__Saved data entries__
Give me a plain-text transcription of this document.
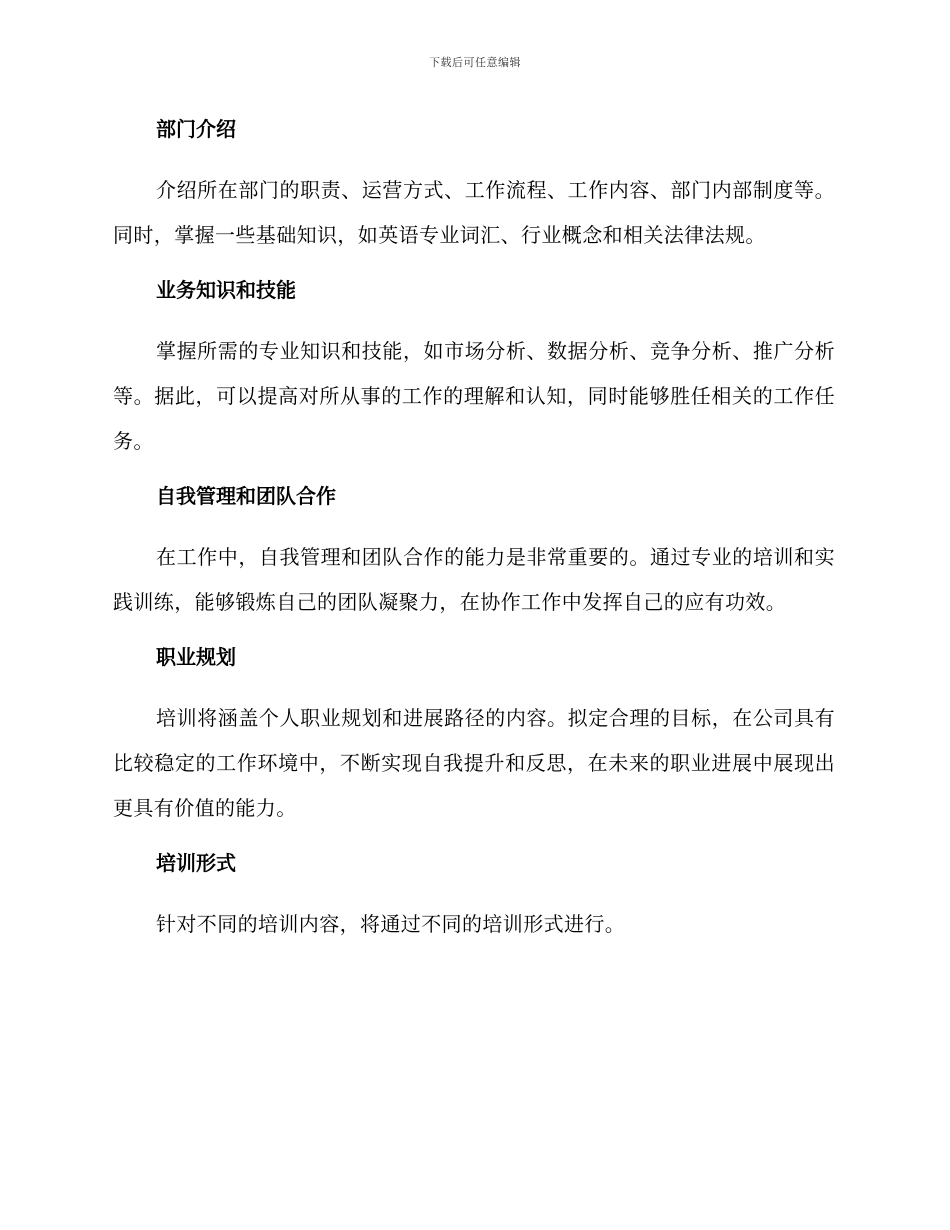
下载后可任意编辑
部门介绍

介绍所在部门的职责、运营方式、工作流程、工作内容、部门内部制度等。同时，掌握一些基础知识，如英语专业词汇、行业概念和相关法律法规。

业务知识和技能

掌握所需的专业知识和技能，如市场分析、数据分析、竞争分析、推广分析等。据此，可以提高对所从事的工作的理解和认知，同时能够胜任相关的工作任务。

自我管理和团队合作

在工作中，自我管理和团队合作的能力是非常重要的。通过专业的培训和实践训练，能够锻炼自己的团队凝聚力，在协作工作中发挥自己的应有功效。

职业规划

培训将涵盖个人职业规划和进展路径的内容。拟定合理的目标，在公司具有比较稳定的工作环境中，不断实现自我提升和反思，在未来的职业进展中展现出更具有价值的能力。

培训形式

针对不同的培训内容，将通过不同的培训形式进行。
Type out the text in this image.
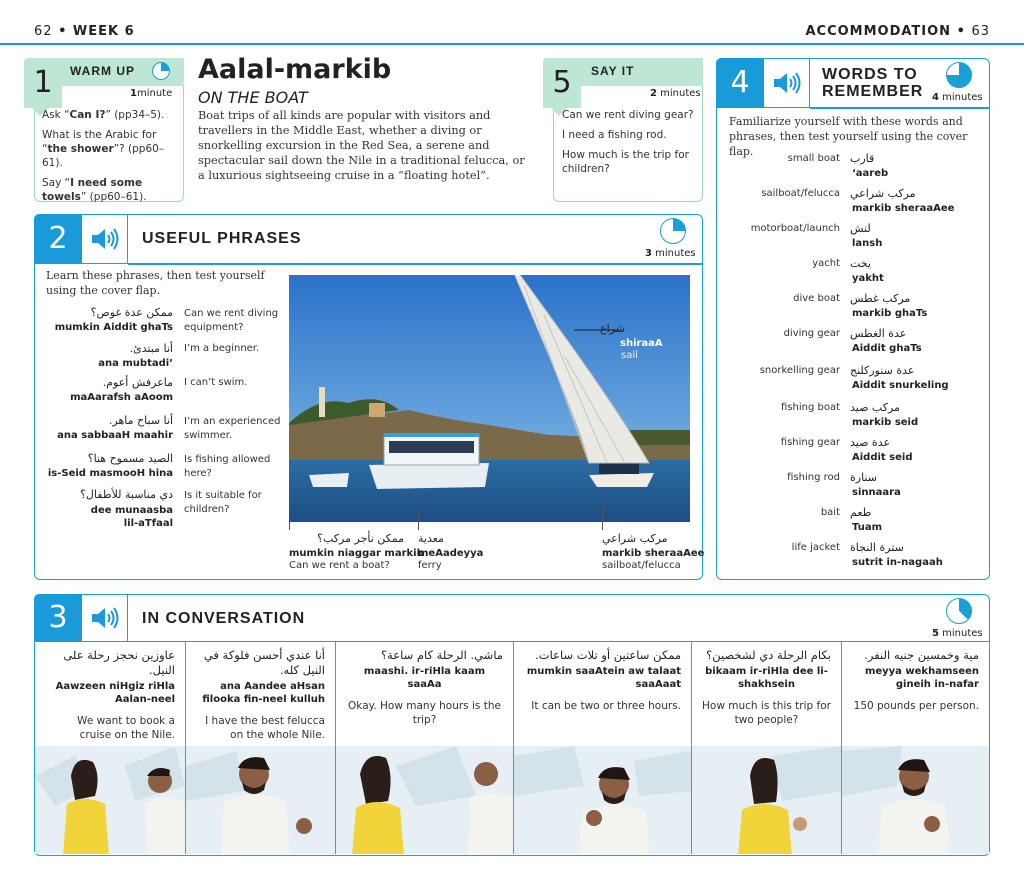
62 • WEEK 6	ACCOMMODATION • 63
1	WARM UP
1minute
Ask “Can I?” (pp34–5).
What is the Arabic for “the shower”? (pp60–61).
Say “I need some towels” (pp60–61).
Aalal-markib
ON THE BOAT
Boat trips of all kinds are popular with visitors and travellers in the Middle East, whether a diving or snorkelling excursion in the Red Sea, a serene and spectacular sail down the Nile in a traditional felucca, or a luxurious sightseeing cruise in a “floating hotel”.
5	SAY IT
2 minutes
Can we rent diving gear?
I need a fishing rod.
How much is the trip for children?
4	WORDS TO
REMEMBER 4 minutes
Familiarize yourself with these words and phrases, then test yourself using the cover flap.
small boat قارب
‘aareb
sailboat/felucca مركب شراعي
markib sheraaAee
motorboat/launch لنش
lansh
yacht يخت
yakht
dive boat مركب غطس
markib ghaTs
diving gear عدة الغطس
Aiddit ghaTs
snorkelling gear عدة سنوركلنج
Aiddit snurkeling
fishing boat مركب صيد
markib seid
fishing gear عدة صيد
Aiddit seid
fishing rod سنارة
sinnaara
bait طعم
Tuam
life jacket سترة النجاة
sutrit in-nagaah
2	USEFUL PHRASES
3 minutes
Learn these phrases, then test yourself using the cover flap.
ممكن عدة غوص؟
mumkin Aiddit ghaTs
Can we rent diving equipment?
أنا مبتدئ.
ana mubtadi’
I’m a beginner.
ماعرفش أعوم.
maAarafsh aAoom
I can’t swim.
أنا سباح ماهر.
ana sabbaaH maahir
I’m an experienced swimmer.
الصيد مسموح هنا؟
is-Seid masmooH hina
Is fishing allowed here?
دي مناسبة للأطفال؟
dee munaasba lil-aTfaal
Is it suitable for children?
شراع
shiraaA
sail
ممكن نأجر مركب؟
mumkin niaggar markib
Can we rent a boat?
معدية
meAadeyya
ferry
مركب شراعي
markib sheraaAee
sailboat/felucca
3	IN CONVERSATION
5 minutes
عاوزين نحجز رحلة على النيل.
Aawzeen niHgiz riHla Aalan-neel
We want to book a cruise on the Nile.
أنا عندي أحسن فلوكة في النيل كله.
ana Aandee aHsan filooka fin-neel kulluh
I have the best felucca on the whole Nile.
ماشي. الرحلة كام ساعة؟
maashi. ir-riHla kaam saaAa
Okay. How many hours is the trip?
ممكن ساعتين أو تلات ساعات.
mumkin saaAtein aw talaat saaAaat
It can be two or three hours.
بكام الرحلة دي لشخصين؟
bikaam ir-riHla dee li-shakhsein
How much is this trip for two people?
مية وخمسين جنيه النفر.
meyya wekhamseen gineih in-nafar
150 pounds per person.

__WORK REQUIRED__
Repeat each record exactly, with the pictures left out.

__TASK ANSWER__
Give me a plain-text transcription of this document.
下载后可任意编辑
部门介绍

介绍所在部门的职责、运营方式、工作流程、工作内容、部门内部制度等。同时，掌握一些基础知识，如英语专业词汇、行业概念和相关法律法规。

业务知识和技能

掌握所需的专业知识和技能，如市场分析、数据分析、竞争分析、推广分析等。据此，可以提高对所从事的工作的理解和认知，同时能够胜任相关的工作任务。

自我管理和团队合作

在工作中，自我管理和团队合作的能力是非常重要的。通过专业的培训和实践训练，能够锻炼自己的团队凝聚力，在协作工作中发挥自己的应有功效。

职业规划

培训将涵盖个人职业规划和进展路径的内容。拟定合理的目标，在公司具有比较稳定的工作环境中，不断实现自我提升和反思，在未来的职业进展中展现出更具有价值的能力。

培训形式

针对不同的培训内容，将通过不同的培训形式进行。
Type out the text in this image.
62 • WEEK 6	ACCOMMODATION • 63
1	WARM UP
1minute
Ask “Can I?” (pp34–5).
What is the Arabic for “the shower”? (pp60–61).
Say “I need some towels” (pp60–61).
Aalal-markib
ON THE BOAT
Boat trips of all kinds are popular with visitors and travellers in the Middle East, whether a diving or snorkelling excursion in the Red Sea, a serene and spectacular sail down the Nile in a traditional felucca, or a luxurious sightseeing cruise in a “floating hotel”.
5	SAY IT
2 minutes
Can we rent diving gear?
I need a fishing rod.
How much is the trip for children?
4	WORDS TO
REMEMBER 4 minutes
Familiarize yourself with these words and phrases, then test yourself using the cover flap.
small boat قارب
‘aareb
sailboat/felucca مركب شراعي
markib sheraaAee
motorboat/launch لنش
lansh
yacht يخت
yakht
dive boat مركب غطس
markib ghaTs
diving gear عدة الغطس
Aiddit ghaTs
snorkelling gear عدة سنوركلنج
Aiddit snurkeling
fishing boat مركب صيد
markib seid
fishing gear عدة صيد
Aiddit seid
fishing rod سنارة
sinnaara
bait طعم
Tuam
life jacket سترة النجاة
sutrit in-nagaah
2	USEFUL PHRASES
3 minutes
Learn these phrases, then test yourself using the cover flap.
ممكن عدة غوص؟
mumkin Aiddit ghaTs
Can we rent diving equipment?
أنا مبتدئ.
ana mubtadi’
I’m a beginner.
ماعرفش أعوم.
maAarafsh aAoom
I can’t swim.
أنا سباح ماهر.
ana sabbaaH maahir
I’m an experienced swimmer.
الصيد مسموح هنا؟
is-Seid masmooH hina
Is fishing allowed here?
دي مناسبة للأطفال؟
dee munaasba lil-aTfaal
Is it suitable for children?
شراع
shiraaA
sail
ممكن نأجر مركب؟
mumkin niaggar markib
Can we rent a boat?
معدية
meAadeyya
ferry
مركب شراعي
markib sheraaAee
sailboat/felucca
3	IN CONVERSATION
5 minutes
عاوزين نحجز رحلة على النيل.
Aawzeen niHgiz riHla Aalan-neel
We want to book a cruise on the Nile.
أنا عندي أحسن فلوكة في النيل كله.
ana Aandee aHsan filooka fin-neel kulluh
I have the best felucca on the whole Nile.
ماشي. الرحلة كام ساعة؟
maashi. ir-riHla kaam saaAa
Okay. How many hours is the trip?
ممكن ساعتين أو تلات ساعات.
mumkin saaAtein aw talaat saaAaat
It can be two or three hours.
بكام الرحلة دي لشخصين؟
bikaam ir-riHla dee li-shakhsein
How much is this trip for two people?
مية وخمسين جنيه النفر.
meyya wekhamseen gineih in-nafar
150 pounds per person.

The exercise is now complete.